Exercise goal:
Seek out every line containing the word "type", and copy each.

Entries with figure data
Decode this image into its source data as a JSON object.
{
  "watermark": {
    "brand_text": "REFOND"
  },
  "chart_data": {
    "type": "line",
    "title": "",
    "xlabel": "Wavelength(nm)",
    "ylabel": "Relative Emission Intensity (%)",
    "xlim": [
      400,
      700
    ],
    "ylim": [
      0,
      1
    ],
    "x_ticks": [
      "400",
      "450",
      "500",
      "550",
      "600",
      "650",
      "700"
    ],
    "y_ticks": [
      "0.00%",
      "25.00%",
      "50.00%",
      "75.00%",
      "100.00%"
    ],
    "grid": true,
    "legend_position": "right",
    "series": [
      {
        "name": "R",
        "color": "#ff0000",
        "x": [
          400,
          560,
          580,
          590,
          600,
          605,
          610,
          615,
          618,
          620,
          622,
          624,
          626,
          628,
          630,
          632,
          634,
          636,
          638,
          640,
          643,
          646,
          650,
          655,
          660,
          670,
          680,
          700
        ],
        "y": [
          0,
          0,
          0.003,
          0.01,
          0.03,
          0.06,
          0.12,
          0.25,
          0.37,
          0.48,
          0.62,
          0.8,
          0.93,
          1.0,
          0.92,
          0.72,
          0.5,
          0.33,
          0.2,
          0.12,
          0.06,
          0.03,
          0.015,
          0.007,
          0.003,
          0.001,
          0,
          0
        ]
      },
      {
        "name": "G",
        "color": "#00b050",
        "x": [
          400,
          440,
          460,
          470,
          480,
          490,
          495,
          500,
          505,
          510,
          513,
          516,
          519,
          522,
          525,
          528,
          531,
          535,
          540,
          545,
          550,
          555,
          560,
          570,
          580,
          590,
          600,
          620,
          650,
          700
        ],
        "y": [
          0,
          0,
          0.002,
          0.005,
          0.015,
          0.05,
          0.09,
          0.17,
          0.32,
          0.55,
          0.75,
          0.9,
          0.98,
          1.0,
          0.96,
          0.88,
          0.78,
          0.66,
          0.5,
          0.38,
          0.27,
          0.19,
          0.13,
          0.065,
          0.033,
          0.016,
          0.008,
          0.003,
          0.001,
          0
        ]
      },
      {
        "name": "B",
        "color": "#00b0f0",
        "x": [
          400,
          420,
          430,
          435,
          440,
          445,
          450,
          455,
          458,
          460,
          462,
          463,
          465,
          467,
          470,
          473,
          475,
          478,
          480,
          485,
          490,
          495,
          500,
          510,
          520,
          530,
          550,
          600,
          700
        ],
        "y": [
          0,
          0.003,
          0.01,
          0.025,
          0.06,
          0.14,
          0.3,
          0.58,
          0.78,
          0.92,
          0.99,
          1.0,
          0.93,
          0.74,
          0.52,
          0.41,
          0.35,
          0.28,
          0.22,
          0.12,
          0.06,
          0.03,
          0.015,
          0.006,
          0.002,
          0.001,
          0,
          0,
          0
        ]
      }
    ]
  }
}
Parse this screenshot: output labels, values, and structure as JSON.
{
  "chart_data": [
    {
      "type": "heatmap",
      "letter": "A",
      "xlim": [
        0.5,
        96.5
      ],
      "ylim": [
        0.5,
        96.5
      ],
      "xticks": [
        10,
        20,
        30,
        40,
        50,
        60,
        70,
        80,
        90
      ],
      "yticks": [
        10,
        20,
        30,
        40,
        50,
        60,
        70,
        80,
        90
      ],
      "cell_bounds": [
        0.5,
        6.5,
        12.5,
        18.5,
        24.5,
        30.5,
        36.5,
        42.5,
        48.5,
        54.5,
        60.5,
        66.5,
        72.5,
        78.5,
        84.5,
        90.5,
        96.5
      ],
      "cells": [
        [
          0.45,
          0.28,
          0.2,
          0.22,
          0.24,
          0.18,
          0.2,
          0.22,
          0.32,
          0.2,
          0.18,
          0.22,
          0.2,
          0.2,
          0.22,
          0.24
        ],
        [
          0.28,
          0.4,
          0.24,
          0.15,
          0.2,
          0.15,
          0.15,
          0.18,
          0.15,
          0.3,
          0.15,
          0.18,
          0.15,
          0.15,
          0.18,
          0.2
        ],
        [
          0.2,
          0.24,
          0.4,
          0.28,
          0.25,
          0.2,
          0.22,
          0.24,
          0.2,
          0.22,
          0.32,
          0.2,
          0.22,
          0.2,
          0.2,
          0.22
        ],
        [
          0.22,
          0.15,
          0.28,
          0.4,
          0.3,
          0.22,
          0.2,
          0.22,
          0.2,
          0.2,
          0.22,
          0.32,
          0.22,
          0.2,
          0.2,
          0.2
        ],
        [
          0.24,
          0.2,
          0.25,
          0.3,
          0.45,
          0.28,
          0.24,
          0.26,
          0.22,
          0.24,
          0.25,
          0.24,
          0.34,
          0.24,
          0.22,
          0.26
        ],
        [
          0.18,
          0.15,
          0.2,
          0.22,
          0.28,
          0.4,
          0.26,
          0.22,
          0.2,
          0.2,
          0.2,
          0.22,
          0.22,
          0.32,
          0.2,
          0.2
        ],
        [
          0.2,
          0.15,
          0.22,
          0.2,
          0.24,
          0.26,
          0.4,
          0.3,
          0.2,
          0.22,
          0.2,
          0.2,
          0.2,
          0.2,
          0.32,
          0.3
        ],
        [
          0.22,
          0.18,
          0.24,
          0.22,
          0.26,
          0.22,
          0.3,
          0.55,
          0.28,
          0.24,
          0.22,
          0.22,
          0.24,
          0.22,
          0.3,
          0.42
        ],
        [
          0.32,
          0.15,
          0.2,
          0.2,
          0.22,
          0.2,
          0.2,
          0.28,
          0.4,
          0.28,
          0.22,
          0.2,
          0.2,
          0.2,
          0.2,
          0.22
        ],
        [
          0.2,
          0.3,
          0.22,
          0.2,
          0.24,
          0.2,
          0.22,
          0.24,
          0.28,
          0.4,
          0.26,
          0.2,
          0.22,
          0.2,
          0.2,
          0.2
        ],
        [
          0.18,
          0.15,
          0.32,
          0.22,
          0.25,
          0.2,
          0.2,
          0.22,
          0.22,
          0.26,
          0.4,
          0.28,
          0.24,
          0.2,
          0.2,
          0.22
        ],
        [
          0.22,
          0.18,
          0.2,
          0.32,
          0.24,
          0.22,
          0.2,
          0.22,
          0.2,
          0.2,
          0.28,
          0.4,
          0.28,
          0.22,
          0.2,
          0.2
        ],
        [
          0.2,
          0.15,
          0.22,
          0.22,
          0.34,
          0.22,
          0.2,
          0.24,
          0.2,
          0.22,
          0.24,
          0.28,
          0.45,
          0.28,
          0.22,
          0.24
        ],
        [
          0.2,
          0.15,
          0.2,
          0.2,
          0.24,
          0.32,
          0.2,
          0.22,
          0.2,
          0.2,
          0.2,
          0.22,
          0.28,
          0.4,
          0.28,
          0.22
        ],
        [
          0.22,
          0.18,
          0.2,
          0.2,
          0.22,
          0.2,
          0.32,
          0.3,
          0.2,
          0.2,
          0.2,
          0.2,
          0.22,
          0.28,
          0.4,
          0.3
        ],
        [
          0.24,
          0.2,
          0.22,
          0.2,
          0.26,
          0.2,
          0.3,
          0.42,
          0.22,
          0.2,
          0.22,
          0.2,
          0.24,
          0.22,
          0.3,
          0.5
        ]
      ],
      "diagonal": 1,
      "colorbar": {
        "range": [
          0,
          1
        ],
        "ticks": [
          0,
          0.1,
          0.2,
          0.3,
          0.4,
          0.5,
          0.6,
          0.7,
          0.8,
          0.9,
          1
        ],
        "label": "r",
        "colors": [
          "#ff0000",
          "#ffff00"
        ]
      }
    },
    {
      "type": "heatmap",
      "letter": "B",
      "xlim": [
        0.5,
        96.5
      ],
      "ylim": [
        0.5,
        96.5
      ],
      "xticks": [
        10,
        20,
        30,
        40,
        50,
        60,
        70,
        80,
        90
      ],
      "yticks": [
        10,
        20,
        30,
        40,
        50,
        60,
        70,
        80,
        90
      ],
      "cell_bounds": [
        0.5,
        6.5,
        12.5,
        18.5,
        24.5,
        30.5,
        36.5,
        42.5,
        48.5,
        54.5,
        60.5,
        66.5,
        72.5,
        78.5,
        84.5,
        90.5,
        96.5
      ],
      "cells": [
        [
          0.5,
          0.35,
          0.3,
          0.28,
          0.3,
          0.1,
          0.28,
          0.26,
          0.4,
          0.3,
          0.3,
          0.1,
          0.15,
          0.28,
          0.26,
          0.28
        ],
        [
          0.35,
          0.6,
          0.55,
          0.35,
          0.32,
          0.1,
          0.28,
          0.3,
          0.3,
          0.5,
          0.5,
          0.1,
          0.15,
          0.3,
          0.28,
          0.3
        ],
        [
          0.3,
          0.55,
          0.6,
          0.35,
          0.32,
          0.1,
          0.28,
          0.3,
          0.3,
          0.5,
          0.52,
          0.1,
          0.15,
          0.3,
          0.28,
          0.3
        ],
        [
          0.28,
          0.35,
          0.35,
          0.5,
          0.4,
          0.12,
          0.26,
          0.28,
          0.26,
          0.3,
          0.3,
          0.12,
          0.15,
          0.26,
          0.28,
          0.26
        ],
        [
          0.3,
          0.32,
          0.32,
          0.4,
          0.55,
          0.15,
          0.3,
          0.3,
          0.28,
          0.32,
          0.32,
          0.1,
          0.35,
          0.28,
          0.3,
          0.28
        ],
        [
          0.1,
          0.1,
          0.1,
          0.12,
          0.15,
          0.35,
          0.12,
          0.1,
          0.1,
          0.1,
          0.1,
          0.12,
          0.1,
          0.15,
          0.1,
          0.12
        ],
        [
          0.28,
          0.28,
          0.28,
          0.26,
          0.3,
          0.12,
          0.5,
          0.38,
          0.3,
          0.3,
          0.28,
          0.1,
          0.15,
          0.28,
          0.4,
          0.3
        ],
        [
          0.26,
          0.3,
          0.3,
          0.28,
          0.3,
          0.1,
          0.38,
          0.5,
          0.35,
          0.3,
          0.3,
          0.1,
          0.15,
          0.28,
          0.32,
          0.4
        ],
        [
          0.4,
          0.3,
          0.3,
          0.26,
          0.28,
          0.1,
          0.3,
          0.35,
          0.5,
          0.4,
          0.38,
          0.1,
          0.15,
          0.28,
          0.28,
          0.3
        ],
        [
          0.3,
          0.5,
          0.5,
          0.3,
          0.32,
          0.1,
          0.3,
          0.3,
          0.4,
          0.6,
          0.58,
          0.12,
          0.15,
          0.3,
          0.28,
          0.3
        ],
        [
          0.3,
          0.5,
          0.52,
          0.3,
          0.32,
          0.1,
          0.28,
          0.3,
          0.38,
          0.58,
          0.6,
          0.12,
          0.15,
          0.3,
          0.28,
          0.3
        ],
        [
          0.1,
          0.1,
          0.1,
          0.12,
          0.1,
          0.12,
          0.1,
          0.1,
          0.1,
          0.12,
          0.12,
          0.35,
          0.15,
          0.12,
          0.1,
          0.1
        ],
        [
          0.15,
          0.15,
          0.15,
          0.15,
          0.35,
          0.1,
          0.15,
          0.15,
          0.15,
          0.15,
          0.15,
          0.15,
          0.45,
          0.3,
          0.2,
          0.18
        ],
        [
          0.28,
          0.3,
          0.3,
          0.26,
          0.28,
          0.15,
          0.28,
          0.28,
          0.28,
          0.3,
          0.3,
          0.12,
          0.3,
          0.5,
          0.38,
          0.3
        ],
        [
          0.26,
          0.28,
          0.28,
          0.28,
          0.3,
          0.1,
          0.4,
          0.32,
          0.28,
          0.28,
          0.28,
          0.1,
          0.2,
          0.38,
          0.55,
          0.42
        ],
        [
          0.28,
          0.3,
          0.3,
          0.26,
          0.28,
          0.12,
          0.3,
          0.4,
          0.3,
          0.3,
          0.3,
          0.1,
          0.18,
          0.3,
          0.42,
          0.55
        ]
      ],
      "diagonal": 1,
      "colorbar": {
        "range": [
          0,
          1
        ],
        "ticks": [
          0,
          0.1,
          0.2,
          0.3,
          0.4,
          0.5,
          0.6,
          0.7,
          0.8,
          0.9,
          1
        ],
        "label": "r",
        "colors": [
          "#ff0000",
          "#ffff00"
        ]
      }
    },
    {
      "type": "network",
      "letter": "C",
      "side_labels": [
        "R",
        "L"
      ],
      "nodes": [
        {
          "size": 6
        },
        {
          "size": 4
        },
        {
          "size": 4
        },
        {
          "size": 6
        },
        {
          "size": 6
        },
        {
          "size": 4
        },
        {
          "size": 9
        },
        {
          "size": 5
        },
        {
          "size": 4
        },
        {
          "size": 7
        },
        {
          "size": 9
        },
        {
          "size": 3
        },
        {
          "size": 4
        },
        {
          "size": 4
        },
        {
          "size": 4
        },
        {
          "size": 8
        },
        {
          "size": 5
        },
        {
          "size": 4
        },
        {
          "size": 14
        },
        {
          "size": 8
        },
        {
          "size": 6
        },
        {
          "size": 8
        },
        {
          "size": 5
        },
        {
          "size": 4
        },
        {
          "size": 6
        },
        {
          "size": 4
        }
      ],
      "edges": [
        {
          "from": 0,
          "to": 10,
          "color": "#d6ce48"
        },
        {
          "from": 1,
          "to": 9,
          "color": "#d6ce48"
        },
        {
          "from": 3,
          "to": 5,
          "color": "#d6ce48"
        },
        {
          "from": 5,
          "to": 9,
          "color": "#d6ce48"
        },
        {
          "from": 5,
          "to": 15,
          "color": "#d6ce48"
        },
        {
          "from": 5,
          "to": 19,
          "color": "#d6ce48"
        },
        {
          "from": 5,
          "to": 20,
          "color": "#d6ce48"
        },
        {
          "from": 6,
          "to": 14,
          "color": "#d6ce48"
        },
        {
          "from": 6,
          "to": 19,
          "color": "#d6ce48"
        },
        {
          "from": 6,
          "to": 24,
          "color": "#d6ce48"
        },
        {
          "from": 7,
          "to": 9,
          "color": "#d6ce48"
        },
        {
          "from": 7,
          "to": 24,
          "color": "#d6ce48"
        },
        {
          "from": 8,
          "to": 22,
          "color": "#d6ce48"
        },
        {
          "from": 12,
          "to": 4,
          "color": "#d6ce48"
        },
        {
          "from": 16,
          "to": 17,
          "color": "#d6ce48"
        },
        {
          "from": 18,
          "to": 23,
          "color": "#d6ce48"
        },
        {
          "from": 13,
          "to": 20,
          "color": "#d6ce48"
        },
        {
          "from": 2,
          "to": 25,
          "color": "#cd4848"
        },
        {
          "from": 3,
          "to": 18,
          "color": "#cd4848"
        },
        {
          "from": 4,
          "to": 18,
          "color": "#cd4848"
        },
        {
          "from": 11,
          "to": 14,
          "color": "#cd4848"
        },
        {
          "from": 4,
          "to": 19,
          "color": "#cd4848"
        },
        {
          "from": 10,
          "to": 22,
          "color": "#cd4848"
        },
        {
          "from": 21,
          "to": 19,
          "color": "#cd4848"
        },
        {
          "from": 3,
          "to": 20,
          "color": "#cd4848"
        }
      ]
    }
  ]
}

Exercise output:
    "type": "line",
      "type": "heatmap",
      "type": "heatmap",
      "type": "network",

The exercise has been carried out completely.